Un repaso por las sinfonías que creó, la décima no la concluyó.
A veces, Gustav Mahler entraba a una reunión como un cohete. Fuerte, contundente, brillante, veloz. Era charlatán, hacía reír, se le ocurrían toda clase de comentarios para nutrir la conversaciones y nadie podía apartar la mirada. Eran los instantes de mayor energía. Pero a veces, muy de repente, algo extraño sucedía: ese cohete parecía agotarse. El director se apagaba. Se desvanecía. Lo narró una de sus amigas más cercanas, Natalie Bauer-Lechner, en una carta que se publicó en 1923. Cuando el otro Mahler aparecía en la reunión se volvía errático, distraído, absorto en alguna idea distante. Era como si lo hubiesen cambiado, como si existieran dos.

| FILAS DE DATOS |
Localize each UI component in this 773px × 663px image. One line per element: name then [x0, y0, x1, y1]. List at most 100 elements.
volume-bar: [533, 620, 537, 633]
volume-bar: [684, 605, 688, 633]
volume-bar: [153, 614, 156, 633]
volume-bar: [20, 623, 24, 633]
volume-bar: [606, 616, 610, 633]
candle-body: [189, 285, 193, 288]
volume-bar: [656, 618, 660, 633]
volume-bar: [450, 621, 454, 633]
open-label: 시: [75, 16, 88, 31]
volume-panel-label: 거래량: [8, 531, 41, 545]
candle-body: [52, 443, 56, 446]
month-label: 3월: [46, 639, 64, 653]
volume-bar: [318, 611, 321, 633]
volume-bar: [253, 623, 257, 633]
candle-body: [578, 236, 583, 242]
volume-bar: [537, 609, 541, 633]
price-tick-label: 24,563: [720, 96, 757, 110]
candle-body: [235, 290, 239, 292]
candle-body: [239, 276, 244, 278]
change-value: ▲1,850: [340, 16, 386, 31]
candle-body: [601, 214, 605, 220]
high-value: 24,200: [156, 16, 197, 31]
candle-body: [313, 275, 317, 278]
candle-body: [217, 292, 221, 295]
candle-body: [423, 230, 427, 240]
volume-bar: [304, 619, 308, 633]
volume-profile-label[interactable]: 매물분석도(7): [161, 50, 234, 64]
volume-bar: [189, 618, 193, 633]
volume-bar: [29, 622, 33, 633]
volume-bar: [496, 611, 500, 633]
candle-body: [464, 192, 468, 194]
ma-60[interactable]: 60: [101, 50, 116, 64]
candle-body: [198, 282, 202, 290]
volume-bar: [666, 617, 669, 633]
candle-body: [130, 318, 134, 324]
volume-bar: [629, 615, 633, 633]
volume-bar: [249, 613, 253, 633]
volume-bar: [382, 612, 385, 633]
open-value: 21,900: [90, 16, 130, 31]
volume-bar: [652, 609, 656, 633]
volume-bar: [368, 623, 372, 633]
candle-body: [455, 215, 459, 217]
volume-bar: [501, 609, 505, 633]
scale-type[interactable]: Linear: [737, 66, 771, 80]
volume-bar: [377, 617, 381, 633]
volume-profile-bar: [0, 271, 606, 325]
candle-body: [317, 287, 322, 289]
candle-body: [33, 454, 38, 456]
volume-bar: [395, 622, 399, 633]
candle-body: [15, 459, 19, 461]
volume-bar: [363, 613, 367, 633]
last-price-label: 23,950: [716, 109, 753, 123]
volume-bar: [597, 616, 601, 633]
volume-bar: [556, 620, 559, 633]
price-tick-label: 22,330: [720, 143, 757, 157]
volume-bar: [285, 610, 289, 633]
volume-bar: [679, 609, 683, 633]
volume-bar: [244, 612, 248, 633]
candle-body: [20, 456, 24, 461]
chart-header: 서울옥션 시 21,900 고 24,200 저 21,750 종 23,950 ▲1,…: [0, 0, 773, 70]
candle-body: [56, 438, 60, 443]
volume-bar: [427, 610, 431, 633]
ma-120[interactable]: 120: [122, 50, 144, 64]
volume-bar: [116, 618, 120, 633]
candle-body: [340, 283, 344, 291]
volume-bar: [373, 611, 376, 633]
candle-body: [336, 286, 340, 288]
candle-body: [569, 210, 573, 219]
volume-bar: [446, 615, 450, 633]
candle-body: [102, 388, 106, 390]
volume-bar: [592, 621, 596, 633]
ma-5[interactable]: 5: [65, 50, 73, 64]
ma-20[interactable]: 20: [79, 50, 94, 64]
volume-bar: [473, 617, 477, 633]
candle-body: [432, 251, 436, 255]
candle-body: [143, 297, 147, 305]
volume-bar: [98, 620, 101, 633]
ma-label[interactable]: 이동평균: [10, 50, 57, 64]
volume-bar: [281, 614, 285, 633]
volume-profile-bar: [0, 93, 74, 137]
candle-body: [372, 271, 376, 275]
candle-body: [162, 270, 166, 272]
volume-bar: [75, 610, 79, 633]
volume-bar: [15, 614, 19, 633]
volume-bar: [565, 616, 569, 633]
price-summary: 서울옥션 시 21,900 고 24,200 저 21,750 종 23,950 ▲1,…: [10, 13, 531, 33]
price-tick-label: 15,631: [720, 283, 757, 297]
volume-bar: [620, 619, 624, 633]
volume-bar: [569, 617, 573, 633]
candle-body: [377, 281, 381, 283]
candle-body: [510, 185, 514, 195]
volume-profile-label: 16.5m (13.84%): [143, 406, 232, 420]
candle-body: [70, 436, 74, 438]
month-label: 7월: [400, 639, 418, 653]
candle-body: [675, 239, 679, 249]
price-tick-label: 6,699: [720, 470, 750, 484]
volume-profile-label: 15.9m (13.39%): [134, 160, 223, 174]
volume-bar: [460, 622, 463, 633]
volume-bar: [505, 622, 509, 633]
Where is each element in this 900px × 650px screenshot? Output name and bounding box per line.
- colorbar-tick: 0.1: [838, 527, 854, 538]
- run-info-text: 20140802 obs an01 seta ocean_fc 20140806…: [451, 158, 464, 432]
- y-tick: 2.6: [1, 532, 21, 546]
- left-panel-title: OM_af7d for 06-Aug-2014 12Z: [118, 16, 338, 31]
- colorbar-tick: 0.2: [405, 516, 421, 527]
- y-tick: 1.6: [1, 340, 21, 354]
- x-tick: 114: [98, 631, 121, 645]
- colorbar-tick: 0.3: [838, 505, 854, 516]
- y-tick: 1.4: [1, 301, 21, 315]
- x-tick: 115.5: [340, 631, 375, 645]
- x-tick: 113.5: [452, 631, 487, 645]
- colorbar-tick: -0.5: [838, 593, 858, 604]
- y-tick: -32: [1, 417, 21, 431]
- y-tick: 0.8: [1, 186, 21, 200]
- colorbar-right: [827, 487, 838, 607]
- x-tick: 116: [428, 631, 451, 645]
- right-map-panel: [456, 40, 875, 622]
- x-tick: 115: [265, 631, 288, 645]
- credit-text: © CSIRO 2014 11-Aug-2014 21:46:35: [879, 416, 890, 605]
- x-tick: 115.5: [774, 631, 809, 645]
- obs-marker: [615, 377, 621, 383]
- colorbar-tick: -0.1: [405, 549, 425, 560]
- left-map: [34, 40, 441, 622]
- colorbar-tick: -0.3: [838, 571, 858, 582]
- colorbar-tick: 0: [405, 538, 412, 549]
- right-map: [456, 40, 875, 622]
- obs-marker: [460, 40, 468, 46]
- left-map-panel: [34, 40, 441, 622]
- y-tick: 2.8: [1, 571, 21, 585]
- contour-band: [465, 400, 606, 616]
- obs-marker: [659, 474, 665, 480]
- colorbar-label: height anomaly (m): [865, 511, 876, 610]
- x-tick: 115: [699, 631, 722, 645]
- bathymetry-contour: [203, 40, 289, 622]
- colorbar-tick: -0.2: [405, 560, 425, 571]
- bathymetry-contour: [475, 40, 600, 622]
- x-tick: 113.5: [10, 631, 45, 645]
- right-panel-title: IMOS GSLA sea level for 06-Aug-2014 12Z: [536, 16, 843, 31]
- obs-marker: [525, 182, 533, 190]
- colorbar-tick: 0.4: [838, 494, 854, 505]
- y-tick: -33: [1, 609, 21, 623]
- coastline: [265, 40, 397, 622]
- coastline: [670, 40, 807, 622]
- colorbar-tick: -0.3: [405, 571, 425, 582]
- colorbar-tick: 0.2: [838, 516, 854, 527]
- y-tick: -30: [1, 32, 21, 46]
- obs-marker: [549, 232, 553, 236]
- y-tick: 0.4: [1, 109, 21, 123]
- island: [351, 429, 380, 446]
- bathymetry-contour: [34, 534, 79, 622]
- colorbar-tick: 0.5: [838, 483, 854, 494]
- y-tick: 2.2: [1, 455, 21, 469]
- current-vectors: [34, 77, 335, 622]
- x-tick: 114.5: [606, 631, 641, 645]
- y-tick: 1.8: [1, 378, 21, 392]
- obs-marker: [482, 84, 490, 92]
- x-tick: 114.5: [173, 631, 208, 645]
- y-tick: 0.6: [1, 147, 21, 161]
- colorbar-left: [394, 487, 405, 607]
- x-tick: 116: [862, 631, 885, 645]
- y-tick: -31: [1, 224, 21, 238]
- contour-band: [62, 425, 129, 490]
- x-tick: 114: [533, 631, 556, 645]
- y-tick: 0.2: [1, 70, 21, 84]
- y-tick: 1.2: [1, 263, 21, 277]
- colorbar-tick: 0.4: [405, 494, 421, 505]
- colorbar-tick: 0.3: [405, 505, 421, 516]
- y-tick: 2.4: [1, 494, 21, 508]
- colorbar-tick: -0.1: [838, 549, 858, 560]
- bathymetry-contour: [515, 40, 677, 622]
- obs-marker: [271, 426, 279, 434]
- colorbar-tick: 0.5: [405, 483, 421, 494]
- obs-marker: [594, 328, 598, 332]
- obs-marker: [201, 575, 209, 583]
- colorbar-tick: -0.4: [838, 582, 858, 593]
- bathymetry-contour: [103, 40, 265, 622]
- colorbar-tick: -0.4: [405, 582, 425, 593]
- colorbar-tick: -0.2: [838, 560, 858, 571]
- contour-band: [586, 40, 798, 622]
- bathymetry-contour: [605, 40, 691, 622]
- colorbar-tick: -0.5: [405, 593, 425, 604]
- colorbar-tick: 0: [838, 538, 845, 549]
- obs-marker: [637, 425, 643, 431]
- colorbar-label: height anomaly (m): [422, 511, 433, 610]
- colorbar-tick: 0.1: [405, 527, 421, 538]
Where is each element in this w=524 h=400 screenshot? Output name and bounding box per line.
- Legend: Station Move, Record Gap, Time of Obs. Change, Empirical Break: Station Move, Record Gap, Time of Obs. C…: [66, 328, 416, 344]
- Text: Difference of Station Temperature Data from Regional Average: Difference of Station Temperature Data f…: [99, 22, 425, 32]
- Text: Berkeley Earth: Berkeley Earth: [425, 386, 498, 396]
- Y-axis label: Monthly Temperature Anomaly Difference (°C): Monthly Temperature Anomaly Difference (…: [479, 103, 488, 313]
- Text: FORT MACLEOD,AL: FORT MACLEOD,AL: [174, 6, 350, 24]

| QUÉ TRABAJAR |
**1.** Actualiza el tramo del texto sobre Mahler que va de "Un repaso por" a "si existieran dos." y pon "relámpago" donde dice "cohete".
**2.** Lleva más allá el texto sobre Gustav Mahler y continúalo a partir de su última frase.

| RESPUESTAS EN ORDEN |
**1.**
Un repaso por las sinfonías que creó, la décima no la concluyó.
A veces, Gustav Mahler entraba a una reunión como un relámpago. Fuerte, contundente, brillante, veloz. Era charlatán, hacía reír, se le ocurrían toda clase de comentarios para nutrir la conversaciones y nadie podía apartar la mirada. Eran los instantes de mayor energía. Pero a veces, muy de repente, algo extraño sucedía: ese relámpago parecía agotarse. El director se apagaba. Se desvanecía. Lo narró una de sus amigas más cercanas, Natalie Bauer-Lechner, en una carta que se publicó en 1923. Cuando el otro Mahler aparecía en la reunión se volvía errático, distraído, absorto en alguna idea distante. Era como si lo hubiesen cambiado, como si existieran dos.

**2.**
Y en esa doble vida habitaban él, quien era principalmente director de orquesta, pero a la vez su otro yo: el compositor. Nació un 7 de julio hace 160 años y fue director de la Ópera Estatal de Viena. El compositor emergía solo en los veranos y era quien permitía que en su música hubiera campanas alegres y luego oscuridades profundas.
En la tierra cohabitaban esas dos caras y lo saben quienes lo han escuchado y analizado de cerca. El compositor y director norteamericano Leonard Bernstein, admirador de su trabajo, lo describía como un niño. “Cuando está triste, es absoluta tristeza y nada lo puede consolar, como un niño que llora. Cuando está feliz, es feliz como lo es un niño: completamente”, explicó en una transmisión televisiva en 1960 desde el Carnegie Hall.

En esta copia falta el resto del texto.